Restate the data word for word and leave the images out.

**DATA TO USE**
################

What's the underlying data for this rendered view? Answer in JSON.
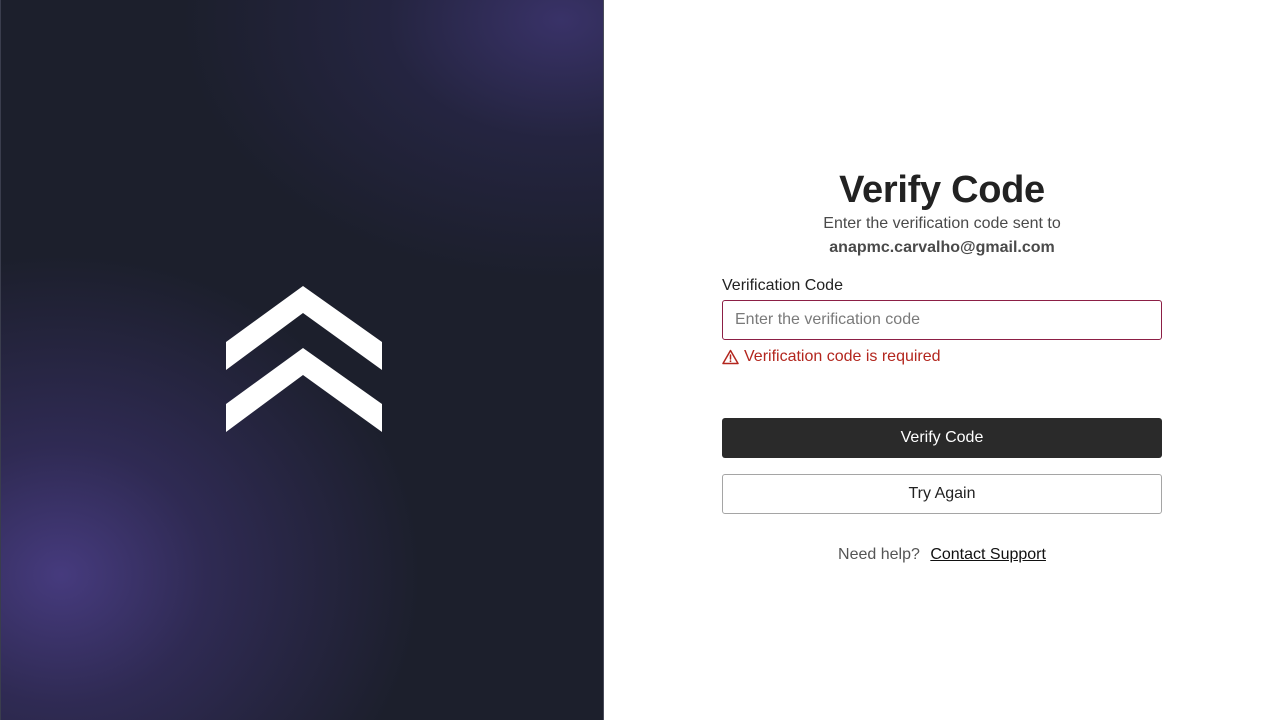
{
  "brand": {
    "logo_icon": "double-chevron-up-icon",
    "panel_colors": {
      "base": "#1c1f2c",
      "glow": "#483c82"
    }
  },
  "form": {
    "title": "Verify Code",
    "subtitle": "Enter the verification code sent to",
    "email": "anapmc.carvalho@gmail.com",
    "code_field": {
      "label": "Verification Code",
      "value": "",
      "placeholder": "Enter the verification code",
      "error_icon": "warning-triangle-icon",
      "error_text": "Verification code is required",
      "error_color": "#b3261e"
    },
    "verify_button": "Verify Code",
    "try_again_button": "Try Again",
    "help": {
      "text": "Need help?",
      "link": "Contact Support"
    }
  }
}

################

**WRITTEN SOLUTION**
What's the underlying data for this rendered view? Answer in JSON.
{
  "brand": {
    "logo_icon": "double-chevron-up-icon",
    "panel_colors": {
      "base": "#1c1f2c",
      "glow": "#483c82"
    }
  },
  "form": {
    "title": "Verify Code",
    "subtitle": "Enter the verification code sent to",
    "email": "anapmc.carvalho@gmail.com",
    "code_field": {
      "label": "Verification Code",
      "value": "",
      "placeholder": "Enter the verification code",
      "error_icon": "warning-triangle-icon",
      "error_text": "Verification code is required",
      "error_color": "#b3261e"
    },
    "verify_button": "Verify Code",
    "try_again_button": "Try Again",
    "help": {
      "text": "Need help?",
      "link": "Contact Support"
    }
  }
}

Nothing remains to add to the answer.